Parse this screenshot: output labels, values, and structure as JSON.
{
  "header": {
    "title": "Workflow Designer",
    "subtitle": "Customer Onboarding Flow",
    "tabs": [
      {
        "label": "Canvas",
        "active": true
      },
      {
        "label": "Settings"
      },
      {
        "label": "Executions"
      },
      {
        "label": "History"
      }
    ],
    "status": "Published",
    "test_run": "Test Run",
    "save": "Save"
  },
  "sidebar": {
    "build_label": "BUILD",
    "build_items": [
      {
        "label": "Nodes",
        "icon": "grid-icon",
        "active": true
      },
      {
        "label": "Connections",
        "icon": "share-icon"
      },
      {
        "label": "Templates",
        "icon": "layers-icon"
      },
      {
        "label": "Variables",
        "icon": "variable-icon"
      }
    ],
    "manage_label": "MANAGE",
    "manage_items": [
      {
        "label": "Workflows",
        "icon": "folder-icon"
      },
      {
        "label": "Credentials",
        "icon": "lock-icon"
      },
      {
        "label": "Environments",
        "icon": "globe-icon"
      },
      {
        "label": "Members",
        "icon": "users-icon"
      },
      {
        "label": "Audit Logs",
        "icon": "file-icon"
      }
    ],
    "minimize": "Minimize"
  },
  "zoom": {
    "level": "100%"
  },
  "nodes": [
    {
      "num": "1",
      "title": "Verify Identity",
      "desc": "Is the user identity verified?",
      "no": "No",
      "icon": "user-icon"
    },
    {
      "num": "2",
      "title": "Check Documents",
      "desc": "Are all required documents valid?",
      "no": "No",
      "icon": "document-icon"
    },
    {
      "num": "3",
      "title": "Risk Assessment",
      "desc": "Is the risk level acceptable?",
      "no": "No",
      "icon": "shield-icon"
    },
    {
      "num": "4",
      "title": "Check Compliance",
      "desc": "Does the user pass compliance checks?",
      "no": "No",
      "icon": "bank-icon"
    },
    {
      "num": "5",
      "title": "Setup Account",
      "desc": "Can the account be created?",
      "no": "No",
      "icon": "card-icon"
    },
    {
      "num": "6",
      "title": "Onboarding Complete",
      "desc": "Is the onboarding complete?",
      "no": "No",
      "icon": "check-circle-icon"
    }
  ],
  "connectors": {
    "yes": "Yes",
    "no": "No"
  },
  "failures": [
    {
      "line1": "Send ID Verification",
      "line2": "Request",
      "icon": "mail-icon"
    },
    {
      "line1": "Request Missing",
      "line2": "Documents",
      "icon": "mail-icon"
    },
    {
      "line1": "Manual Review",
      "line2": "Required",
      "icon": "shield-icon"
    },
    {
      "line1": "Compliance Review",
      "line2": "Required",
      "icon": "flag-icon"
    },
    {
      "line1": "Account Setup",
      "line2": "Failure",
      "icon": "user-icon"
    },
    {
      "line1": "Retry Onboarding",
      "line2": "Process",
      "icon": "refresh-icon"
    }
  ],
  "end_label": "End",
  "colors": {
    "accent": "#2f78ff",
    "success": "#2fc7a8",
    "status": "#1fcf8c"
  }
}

▶ Exercise requirements: Copy the entries above exactly, leaving none out.

▶ Exercise result:
Parse this screenshot: output labels, values, and structure as JSON.
{
  "header": {
    "title": "Workflow Designer",
    "subtitle": "Customer Onboarding Flow",
    "tabs": [
      {
        "label": "Canvas",
        "active": true
      },
      {
        "label": "Settings"
      },
      {
        "label": "Executions"
      },
      {
        "label": "History"
      }
    ],
    "status": "Published",
    "test_run": "Test Run",
    "save": "Save"
  },
  "sidebar": {
    "build_label": "BUILD",
    "build_items": [
      {
        "label": "Nodes",
        "icon": "grid-icon",
        "active": true
      },
      {
        "label": "Connections",
        "icon": "share-icon"
      },
      {
        "label": "Templates",
        "icon": "layers-icon"
      },
      {
        "label": "Variables",
        "icon": "variable-icon"
      }
    ],
    "manage_label": "MANAGE",
    "manage_items": [
      {
        "label": "Workflows",
        "icon": "folder-icon"
      },
      {
        "label": "Credentials",
        "icon": "lock-icon"
      },
      {
        "label": "Environments",
        "icon": "globe-icon"
      },
      {
        "label": "Members",
        "icon": "users-icon"
      },
      {
        "label": "Audit Logs",
        "icon": "file-icon"
      }
    ],
    "minimize": "Minimize"
  },
  "zoom": {
    "level": "100%"
  },
  "nodes": [
    {
      "num": "1",
      "title": "Verify Identity",
      "desc": "Is the user identity verified?",
      "no": "No",
      "icon": "user-icon"
    },
    {
      "num": "2",
      "title": "Check Documents",
      "desc": "Are all required documents valid?",
      "no": "No",
      "icon": "document-icon"
    },
    {
      "num": "3",
      "title": "Risk Assessment",
      "desc": "Is the risk level acceptable?",
      "no": "No",
      "icon": "shield-icon"
    },
    {
      "num": "4",
      "title": "Check Compliance",
      "desc": "Does the user pass compliance checks?",
      "no": "No",
      "icon": "bank-icon"
    },
    {
      "num": "5",
      "title": "Setup Account",
      "desc": "Can the account be created?",
      "no": "No",
      "icon": "card-icon"
    },
    {
      "num": "6",
      "title": "Onboarding Complete",
      "desc": "Is the onboarding complete?",
      "no": "No",
      "icon": "check-circle-icon"
    }
  ],
  "connectors": {
    "yes": "Yes",
    "no": "No"
  },
  "failures": [
    {
      "line1": "Send ID Verification",
      "line2": "Request",
      "icon": "mail-icon"
    },
    {
      "line1": "Request Missing",
      "line2": "Documents",
      "icon": "mail-icon"
    },
    {
      "line1": "Manual Review",
      "line2": "Required",
      "icon": "shield-icon"
    },
    {
      "line1": "Compliance Review",
      "line2": "Required",
      "icon": "flag-icon"
    },
    {
      "line1": "Account Setup",
      "line2": "Failure",
      "icon": "user-icon"
    },
    {
      "line1": "Retry Onboarding",
      "line2": "Process",
      "icon": "refresh-icon"
    }
  ],
  "end_label": "End",
  "colors": {
    "accent": "#2f78ff",
    "success": "#2fc7a8",
    "status": "#1fcf8c"
  }
}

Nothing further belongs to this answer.